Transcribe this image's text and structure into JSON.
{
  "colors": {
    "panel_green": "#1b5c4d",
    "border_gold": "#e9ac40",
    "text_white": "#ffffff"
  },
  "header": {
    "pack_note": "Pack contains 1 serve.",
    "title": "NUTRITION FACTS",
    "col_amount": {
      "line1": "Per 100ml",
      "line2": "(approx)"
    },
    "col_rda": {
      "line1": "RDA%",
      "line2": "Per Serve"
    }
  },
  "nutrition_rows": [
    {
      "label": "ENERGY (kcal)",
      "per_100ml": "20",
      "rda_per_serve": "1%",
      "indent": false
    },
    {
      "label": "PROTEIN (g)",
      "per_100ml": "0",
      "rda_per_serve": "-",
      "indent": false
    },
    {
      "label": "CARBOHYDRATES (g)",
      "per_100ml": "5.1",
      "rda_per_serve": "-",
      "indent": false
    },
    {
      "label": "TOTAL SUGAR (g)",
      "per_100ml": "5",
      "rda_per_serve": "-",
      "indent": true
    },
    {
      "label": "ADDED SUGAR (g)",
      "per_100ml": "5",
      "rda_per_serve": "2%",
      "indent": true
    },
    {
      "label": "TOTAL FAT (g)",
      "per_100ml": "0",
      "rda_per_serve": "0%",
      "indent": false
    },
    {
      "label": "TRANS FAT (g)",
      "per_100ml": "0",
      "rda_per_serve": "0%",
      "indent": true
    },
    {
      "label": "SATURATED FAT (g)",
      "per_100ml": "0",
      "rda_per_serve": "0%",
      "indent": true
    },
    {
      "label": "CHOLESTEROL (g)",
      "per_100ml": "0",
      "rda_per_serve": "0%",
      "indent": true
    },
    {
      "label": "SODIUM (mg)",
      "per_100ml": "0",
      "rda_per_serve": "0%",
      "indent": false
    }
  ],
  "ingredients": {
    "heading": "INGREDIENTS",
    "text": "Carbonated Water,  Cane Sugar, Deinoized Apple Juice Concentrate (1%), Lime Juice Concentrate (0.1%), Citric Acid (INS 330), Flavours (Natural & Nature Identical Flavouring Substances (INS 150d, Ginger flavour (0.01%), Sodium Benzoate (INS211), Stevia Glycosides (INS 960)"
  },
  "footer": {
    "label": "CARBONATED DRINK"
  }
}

○ ○ ○

■ **What to produce**:
The listing above is to be transcribed exactly. Include every line.

■ **Task result**:
Transcribe this image's text and structure into JSON.
{
  "colors": {
    "panel_green": "#1b5c4d",
    "border_gold": "#e9ac40",
    "text_white": "#ffffff"
  },
  "header": {
    "pack_note": "Pack contains 1 serve.",
    "title": "NUTRITION FACTS",
    "col_amount": {
      "line1": "Per 100ml",
      "line2": "(approx)"
    },
    "col_rda": {
      "line1": "RDA%",
      "line2": "Per Serve"
    }
  },
  "nutrition_rows": [
    {
      "label": "ENERGY (kcal)",
      "per_100ml": "20",
      "rda_per_serve": "1%",
      "indent": false
    },
    {
      "label": "PROTEIN (g)",
      "per_100ml": "0",
      "rda_per_serve": "-",
      "indent": false
    },
    {
      "label": "CARBOHYDRATES (g)",
      "per_100ml": "5.1",
      "rda_per_serve": "-",
      "indent": false
    },
    {
      "label": "TOTAL SUGAR (g)",
      "per_100ml": "5",
      "rda_per_serve": "-",
      "indent": true
    },
    {
      "label": "ADDED SUGAR (g)",
      "per_100ml": "5",
      "rda_per_serve": "2%",
      "indent": true
    },
    {
      "label": "TOTAL FAT (g)",
      "per_100ml": "0",
      "rda_per_serve": "0%",
      "indent": false
    },
    {
      "label": "TRANS FAT (g)",
      "per_100ml": "0",
      "rda_per_serve": "0%",
      "indent": true
    },
    {
      "label": "SATURATED FAT (g)",
      "per_100ml": "0",
      "rda_per_serve": "0%",
      "indent": true
    },
    {
      "label": "CHOLESTEROL (g)",
      "per_100ml": "0",
      "rda_per_serve": "0%",
      "indent": true
    },
    {
      "label": "SODIUM (mg)",
      "per_100ml": "0",
      "rda_per_serve": "0%",
      "indent": false
    }
  ],
  "ingredients": {
    "heading": "INGREDIENTS",
    "text": "Carbonated Water,  Cane Sugar, Deinoized Apple Juice Concentrate (1%), Lime Juice Concentrate (0.1%), Citric Acid (INS 330), Flavours (Natural & Nature Identical Flavouring Substances (INS 150d, Ginger flavour (0.01%), Sodium Benzoate (INS211), Stevia Glycosides (INS 960)"
  },
  "footer": {
    "label": "CARBONATED DRINK"
  }
}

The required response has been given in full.